Stated exercise:
Restate, word for word, all of the material shown below.

Stored records:
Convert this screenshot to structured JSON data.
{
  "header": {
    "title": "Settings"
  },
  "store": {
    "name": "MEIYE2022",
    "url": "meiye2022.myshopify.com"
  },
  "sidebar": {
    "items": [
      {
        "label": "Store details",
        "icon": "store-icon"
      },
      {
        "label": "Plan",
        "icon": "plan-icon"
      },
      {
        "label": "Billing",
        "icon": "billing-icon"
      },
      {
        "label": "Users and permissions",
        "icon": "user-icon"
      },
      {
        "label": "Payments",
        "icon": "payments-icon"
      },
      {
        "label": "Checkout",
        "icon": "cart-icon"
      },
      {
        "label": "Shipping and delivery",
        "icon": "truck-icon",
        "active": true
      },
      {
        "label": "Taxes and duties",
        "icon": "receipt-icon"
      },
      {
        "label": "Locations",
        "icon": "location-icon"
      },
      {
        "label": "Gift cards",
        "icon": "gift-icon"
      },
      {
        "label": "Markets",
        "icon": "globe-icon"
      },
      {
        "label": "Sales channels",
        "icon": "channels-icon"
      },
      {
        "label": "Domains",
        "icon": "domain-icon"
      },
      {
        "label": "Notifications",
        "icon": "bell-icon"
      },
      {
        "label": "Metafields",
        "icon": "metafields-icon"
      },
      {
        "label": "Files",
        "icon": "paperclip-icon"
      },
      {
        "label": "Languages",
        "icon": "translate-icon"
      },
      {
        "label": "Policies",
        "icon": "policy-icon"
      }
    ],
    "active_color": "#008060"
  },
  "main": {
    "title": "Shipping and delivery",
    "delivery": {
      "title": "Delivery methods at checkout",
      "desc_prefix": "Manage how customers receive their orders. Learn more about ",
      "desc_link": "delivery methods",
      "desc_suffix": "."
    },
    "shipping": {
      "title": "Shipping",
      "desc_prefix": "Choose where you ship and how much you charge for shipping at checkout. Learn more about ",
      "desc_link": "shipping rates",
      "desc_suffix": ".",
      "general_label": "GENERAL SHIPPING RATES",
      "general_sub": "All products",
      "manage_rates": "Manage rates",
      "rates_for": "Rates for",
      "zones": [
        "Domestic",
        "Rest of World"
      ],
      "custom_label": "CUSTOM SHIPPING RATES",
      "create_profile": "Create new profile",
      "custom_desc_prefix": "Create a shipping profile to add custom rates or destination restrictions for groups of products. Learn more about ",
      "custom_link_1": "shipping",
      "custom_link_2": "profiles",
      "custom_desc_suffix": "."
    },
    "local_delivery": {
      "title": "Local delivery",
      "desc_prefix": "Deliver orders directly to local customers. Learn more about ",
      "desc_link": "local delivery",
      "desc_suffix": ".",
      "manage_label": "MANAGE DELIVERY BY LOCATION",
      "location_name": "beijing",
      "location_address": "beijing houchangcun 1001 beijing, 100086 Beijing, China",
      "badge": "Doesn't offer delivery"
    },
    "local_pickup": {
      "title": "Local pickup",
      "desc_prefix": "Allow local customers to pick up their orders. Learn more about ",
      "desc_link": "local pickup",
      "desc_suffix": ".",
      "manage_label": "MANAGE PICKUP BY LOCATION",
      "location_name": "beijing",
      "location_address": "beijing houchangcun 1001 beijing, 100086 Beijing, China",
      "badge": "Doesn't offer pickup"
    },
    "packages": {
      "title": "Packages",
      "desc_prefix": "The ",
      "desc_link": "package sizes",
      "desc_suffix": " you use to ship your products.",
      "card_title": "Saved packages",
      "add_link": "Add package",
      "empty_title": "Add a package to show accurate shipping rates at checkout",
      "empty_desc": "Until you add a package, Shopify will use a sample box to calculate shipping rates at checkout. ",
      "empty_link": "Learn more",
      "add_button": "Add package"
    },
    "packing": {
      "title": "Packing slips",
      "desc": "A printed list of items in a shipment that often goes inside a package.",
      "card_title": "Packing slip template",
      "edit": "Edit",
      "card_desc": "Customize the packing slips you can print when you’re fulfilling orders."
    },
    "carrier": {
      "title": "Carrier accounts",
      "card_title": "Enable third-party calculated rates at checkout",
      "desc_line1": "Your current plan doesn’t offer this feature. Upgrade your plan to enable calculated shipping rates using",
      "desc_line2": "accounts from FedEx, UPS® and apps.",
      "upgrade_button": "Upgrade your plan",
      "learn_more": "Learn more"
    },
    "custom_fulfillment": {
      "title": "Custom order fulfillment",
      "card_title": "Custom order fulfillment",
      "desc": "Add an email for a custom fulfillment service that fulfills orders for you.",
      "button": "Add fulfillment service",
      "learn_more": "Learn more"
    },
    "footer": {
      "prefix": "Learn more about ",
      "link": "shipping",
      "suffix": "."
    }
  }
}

Response to this task:
Convert this screenshot to structured JSON data.
{
  "header": {
    "title": "Settings"
  },
  "store": {
    "name": "MEIYE2022",
    "url": "meiye2022.myshopify.com"
  },
  "sidebar": {
    "items": [
      {
        "label": "Store details",
        "icon": "store-icon"
      },
      {
        "label": "Plan",
        "icon": "plan-icon"
      },
      {
        "label": "Billing",
        "icon": "billing-icon"
      },
      {
        "label": "Users and permissions",
        "icon": "user-icon"
      },
      {
        "label": "Payments",
        "icon": "payments-icon"
      },
      {
        "label": "Checkout",
        "icon": "cart-icon"
      },
      {
        "label": "Shipping and delivery",
        "icon": "truck-icon",
        "active": true
      },
      {
        "label": "Taxes and duties",
        "icon": "receipt-icon"
      },
      {
        "label": "Locations",
        "icon": "location-icon"
      },
      {
        "label": "Gift cards",
        "icon": "gift-icon"
      },
      {
        "label": "Markets",
        "icon": "globe-icon"
      },
      {
        "label": "Sales channels",
        "icon": "channels-icon"
      },
      {
        "label": "Domains",
        "icon": "domain-icon"
      },
      {
        "label": "Notifications",
        "icon": "bell-icon"
      },
      {
        "label": "Metafields",
        "icon": "metafields-icon"
      },
      {
        "label": "Files",
        "icon": "paperclip-icon"
      },
      {
        "label": "Languages",
        "icon": "translate-icon"
      },
      {
        "label": "Policies",
        "icon": "policy-icon"
      }
    ],
    "active_color": "#008060"
  },
  "main": {
    "title": "Shipping and delivery",
    "delivery": {
      "title": "Delivery methods at checkout",
      "desc_prefix": "Manage how customers receive their orders. Learn more about ",
      "desc_link": "delivery methods",
      "desc_suffix": "."
    },
    "shipping": {
      "title": "Shipping",
      "desc_prefix": "Choose where you ship and how much you charge for shipping at checkout. Learn more about ",
      "desc_link": "shipping rates",
      "desc_suffix": ".",
      "general_label": "GENERAL SHIPPING RATES",
      "general_sub": "All products",
      "manage_rates": "Manage rates",
      "rates_for": "Rates for",
      "zones": [
        "Domestic",
        "Rest of World"
      ],
      "custom_label": "CUSTOM SHIPPING RATES",
      "create_profile": "Create new profile",
      "custom_desc_prefix": "Create a shipping profile to add custom rates or destination restrictions for groups of products. Learn more about ",
      "custom_link_1": "shipping",
      "custom_link_2": "profiles",
      "custom_desc_suffix": "."
    },
    "local_delivery": {
      "title": "Local delivery",
      "desc_prefix": "Deliver orders directly to local customers. Learn more about ",
      "desc_link": "local delivery",
      "desc_suffix": ".",
      "manage_label": "MANAGE DELIVERY BY LOCATION",
      "location_name": "beijing",
      "location_address": "beijing houchangcun 1001 beijing, 100086 Beijing, China",
      "badge": "Doesn't offer delivery"
    },
    "local_pickup": {
      "title": "Local pickup",
      "desc_prefix": "Allow local customers to pick up their orders. Learn more about ",
      "desc_link": "local pickup",
      "desc_suffix": ".",
      "manage_label": "MANAGE PICKUP BY LOCATION",
      "location_name": "beijing",
      "location_address": "beijing houchangcun 1001 beijing, 100086 Beijing, China",
      "badge": "Doesn't offer pickup"
    },
    "packages": {
      "title": "Packages",
      "desc_prefix": "The ",
      "desc_link": "package sizes",
      "desc_suffix": " you use to ship your products.",
      "card_title": "Saved packages",
      "add_link": "Add package",
      "empty_title": "Add a package to show accurate shipping rates at checkout",
      "empty_desc": "Until you add a package, Shopify will use a sample box to calculate shipping rates at checkout. ",
      "empty_link": "Learn more",
      "add_button": "Add package"
    },
    "packing": {
      "title": "Packing slips",
      "desc": "A printed list of items in a shipment that often goes inside a package.",
      "card_title": "Packing slip template",
      "edit": "Edit",
      "card_desc": "Customize the packing slips you can print when you’re fulfilling orders."
    },
    "carrier": {
      "title": "Carrier accounts",
      "card_title": "Enable third-party calculated rates at checkout",
      "desc_line1": "Your current plan doesn’t offer this feature. Upgrade your plan to enable calculated shipping rates using",
      "desc_line2": "accounts from FedEx, UPS® and apps.",
      "upgrade_button": "Upgrade your plan",
      "learn_more": "Learn more"
    },
    "custom_fulfillment": {
      "title": "Custom order fulfillment",
      "card_title": "Custom order fulfillment",
      "desc": "Add an email for a custom fulfillment service that fulfills orders for you.",
      "button": "Add fulfillment service",
      "learn_more": "Learn more"
    },
    "footer": {
      "prefix": "Learn more about ",
      "link": "shipping",
      "suffix": "."
    }
  }
}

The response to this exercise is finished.